Written exercise: In the records below, count every line containing "field". Reply with the number only.
------ Record extracts
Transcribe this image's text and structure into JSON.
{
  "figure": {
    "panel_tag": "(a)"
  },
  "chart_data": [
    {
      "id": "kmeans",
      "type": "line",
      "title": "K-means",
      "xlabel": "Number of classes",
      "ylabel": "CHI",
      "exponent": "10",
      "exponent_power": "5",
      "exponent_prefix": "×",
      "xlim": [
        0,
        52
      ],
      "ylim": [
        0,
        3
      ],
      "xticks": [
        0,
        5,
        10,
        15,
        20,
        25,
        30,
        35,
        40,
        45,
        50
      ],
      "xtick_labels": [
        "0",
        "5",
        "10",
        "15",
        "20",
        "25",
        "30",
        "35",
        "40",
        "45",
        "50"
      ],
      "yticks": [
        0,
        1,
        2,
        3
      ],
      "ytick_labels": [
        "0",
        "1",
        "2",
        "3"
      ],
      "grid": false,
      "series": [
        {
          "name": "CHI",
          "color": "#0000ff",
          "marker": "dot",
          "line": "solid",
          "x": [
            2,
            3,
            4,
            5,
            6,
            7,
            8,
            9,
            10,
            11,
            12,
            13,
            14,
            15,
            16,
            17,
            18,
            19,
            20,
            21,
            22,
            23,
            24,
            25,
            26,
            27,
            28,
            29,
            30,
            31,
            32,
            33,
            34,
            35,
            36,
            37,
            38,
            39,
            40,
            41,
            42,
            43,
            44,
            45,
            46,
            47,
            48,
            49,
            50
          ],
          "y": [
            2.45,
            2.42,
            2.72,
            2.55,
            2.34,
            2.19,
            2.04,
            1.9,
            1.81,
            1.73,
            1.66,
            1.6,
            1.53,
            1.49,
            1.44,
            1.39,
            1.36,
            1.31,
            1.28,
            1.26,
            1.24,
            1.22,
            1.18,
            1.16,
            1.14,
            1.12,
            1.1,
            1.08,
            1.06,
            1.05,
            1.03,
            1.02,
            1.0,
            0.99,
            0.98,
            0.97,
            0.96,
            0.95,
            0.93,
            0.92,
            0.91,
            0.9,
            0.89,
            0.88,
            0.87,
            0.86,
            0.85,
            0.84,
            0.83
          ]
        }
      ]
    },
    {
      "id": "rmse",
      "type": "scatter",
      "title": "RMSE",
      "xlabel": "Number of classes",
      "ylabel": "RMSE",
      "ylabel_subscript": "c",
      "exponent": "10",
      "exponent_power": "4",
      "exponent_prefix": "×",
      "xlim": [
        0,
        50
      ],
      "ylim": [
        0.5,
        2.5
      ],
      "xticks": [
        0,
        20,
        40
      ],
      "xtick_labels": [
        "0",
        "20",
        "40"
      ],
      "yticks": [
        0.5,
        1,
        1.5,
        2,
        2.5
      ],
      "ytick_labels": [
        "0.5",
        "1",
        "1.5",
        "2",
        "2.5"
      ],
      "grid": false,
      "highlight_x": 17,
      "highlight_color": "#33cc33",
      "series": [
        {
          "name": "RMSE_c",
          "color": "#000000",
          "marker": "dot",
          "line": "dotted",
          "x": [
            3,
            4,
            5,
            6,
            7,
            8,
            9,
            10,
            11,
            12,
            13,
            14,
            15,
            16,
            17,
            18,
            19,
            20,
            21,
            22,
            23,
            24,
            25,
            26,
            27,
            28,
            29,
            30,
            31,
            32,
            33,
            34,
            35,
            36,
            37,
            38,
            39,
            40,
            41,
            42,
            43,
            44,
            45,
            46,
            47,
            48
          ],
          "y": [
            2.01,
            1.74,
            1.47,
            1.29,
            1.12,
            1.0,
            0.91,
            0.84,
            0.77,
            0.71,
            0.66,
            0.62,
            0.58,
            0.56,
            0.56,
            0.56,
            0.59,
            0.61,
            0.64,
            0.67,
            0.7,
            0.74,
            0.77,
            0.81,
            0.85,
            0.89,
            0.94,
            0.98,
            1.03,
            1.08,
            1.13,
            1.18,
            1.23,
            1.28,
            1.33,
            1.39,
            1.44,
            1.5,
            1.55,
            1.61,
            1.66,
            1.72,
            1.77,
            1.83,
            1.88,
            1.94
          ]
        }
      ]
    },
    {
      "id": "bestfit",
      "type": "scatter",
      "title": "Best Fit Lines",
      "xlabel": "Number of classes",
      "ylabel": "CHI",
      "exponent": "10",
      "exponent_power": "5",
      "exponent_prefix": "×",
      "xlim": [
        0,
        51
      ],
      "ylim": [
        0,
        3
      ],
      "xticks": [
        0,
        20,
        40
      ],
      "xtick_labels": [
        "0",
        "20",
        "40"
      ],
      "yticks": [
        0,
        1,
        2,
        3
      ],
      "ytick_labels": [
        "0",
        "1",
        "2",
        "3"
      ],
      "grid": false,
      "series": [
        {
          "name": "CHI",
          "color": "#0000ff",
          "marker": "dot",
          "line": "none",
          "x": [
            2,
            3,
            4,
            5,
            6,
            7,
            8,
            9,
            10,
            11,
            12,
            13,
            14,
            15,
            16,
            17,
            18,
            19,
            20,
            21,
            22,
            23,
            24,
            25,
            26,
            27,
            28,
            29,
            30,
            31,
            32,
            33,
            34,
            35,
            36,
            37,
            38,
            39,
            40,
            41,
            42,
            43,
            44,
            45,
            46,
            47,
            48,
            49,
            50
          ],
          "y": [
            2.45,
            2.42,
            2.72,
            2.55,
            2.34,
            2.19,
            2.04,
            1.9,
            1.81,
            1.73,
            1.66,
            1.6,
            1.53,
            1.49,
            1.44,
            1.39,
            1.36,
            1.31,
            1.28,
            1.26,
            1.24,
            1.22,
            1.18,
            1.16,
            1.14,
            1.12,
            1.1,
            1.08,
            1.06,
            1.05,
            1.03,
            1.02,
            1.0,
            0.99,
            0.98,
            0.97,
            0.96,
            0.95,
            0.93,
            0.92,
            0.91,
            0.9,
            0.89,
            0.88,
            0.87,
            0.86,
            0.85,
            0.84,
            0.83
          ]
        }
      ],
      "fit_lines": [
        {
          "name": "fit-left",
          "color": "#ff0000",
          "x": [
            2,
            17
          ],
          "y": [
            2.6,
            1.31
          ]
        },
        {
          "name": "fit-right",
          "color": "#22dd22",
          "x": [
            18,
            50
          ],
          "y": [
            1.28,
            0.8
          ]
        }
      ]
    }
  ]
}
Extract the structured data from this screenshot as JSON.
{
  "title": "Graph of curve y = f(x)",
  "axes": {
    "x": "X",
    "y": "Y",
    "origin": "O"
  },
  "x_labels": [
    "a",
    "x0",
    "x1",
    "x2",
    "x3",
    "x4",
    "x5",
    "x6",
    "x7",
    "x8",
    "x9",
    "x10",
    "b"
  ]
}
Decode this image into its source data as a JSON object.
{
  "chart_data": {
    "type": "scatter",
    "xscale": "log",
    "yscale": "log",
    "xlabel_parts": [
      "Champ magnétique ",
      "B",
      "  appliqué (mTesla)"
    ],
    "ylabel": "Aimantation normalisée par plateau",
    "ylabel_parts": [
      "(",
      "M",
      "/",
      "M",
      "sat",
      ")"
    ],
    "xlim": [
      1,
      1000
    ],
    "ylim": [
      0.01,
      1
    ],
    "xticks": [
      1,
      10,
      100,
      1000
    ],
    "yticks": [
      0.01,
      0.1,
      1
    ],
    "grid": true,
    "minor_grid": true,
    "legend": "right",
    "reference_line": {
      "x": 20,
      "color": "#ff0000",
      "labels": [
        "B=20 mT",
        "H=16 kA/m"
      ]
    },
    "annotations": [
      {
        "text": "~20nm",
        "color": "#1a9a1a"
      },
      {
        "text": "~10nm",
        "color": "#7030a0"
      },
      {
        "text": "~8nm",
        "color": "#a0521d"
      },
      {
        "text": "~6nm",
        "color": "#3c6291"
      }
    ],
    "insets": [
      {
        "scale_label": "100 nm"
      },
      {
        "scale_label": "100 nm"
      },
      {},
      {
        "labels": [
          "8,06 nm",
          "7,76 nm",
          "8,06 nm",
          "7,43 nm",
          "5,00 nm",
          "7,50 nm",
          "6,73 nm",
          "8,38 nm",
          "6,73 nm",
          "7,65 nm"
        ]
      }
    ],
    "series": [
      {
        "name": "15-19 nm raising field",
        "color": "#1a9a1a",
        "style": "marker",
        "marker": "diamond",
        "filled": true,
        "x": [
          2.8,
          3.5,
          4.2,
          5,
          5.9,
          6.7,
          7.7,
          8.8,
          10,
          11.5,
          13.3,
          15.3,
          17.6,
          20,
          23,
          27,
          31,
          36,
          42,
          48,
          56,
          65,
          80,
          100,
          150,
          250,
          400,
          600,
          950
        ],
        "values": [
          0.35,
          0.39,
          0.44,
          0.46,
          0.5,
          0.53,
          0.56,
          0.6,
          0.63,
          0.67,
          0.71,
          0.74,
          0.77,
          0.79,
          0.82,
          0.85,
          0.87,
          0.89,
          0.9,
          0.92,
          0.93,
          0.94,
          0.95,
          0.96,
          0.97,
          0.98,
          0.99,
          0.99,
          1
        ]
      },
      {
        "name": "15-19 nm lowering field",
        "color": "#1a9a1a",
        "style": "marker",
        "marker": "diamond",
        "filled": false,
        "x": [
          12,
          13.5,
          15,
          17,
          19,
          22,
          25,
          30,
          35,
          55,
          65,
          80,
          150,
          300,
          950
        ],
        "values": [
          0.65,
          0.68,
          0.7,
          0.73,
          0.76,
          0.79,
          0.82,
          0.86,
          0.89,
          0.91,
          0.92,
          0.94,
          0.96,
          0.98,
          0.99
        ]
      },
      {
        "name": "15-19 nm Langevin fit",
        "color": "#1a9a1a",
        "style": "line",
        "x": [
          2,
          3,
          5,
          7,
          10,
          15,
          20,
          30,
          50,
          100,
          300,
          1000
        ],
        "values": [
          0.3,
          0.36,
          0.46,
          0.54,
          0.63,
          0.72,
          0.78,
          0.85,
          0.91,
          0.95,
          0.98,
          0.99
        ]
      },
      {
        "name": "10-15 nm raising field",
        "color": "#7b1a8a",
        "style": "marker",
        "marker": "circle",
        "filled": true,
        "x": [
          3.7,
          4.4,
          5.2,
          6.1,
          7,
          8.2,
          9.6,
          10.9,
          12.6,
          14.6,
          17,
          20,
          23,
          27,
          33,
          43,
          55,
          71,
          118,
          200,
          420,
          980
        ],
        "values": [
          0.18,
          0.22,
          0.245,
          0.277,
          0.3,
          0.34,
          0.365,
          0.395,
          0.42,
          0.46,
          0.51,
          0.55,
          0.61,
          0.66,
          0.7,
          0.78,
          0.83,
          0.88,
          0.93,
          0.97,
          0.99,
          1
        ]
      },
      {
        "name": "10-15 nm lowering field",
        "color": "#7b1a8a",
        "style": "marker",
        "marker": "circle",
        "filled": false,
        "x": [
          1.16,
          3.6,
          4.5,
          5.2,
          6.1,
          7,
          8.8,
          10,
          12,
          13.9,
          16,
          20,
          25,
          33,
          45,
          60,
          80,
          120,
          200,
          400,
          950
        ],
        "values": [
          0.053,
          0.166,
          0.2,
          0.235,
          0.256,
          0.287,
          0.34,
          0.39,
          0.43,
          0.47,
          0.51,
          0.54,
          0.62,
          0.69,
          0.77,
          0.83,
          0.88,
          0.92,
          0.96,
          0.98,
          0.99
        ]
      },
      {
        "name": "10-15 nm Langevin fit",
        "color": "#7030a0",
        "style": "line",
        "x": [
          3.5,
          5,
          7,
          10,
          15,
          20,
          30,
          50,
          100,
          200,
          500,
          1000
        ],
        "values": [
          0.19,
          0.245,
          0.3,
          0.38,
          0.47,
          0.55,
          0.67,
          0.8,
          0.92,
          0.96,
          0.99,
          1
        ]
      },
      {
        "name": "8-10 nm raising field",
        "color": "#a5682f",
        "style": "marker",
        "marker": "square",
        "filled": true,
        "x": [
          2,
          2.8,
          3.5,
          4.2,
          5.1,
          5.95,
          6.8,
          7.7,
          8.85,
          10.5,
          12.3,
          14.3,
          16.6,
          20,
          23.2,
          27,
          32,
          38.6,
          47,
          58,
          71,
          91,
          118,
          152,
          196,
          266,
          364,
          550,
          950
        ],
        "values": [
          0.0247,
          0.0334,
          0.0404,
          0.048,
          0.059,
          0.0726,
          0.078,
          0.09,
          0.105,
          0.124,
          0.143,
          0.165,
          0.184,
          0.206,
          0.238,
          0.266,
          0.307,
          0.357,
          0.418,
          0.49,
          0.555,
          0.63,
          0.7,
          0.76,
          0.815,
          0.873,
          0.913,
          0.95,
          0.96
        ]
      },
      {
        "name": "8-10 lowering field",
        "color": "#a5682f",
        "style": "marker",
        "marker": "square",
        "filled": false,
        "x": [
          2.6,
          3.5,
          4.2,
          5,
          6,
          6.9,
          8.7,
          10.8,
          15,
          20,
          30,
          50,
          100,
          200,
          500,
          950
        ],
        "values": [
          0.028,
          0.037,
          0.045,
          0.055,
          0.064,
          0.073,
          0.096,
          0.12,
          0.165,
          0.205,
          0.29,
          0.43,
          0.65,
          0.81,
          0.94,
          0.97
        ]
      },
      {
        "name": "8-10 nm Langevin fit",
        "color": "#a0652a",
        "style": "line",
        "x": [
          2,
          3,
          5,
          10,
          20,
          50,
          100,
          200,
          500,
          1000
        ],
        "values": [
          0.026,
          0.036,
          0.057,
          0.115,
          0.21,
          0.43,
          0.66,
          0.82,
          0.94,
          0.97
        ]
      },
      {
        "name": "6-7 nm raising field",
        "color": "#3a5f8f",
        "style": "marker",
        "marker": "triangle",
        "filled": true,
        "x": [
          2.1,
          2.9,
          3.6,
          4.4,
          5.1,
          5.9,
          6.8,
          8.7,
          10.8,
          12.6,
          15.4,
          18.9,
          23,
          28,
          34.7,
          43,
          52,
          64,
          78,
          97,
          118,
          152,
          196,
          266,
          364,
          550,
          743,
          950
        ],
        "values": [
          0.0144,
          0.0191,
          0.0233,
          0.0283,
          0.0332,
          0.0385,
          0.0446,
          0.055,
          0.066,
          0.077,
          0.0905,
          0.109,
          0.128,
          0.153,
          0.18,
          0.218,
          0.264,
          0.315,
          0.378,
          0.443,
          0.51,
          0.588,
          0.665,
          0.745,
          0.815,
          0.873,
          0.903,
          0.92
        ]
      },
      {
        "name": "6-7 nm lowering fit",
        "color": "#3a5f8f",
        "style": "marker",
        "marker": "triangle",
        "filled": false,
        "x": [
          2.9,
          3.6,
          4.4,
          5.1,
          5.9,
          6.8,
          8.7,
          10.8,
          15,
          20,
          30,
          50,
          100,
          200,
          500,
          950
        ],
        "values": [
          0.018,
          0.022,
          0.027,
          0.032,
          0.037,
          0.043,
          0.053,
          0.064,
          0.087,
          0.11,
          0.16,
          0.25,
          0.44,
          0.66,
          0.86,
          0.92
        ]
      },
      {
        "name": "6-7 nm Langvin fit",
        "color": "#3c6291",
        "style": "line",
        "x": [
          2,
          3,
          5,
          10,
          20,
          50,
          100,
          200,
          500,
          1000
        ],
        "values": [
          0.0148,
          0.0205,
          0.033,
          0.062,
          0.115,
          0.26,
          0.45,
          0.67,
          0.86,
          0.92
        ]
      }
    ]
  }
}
------------
Full response: 7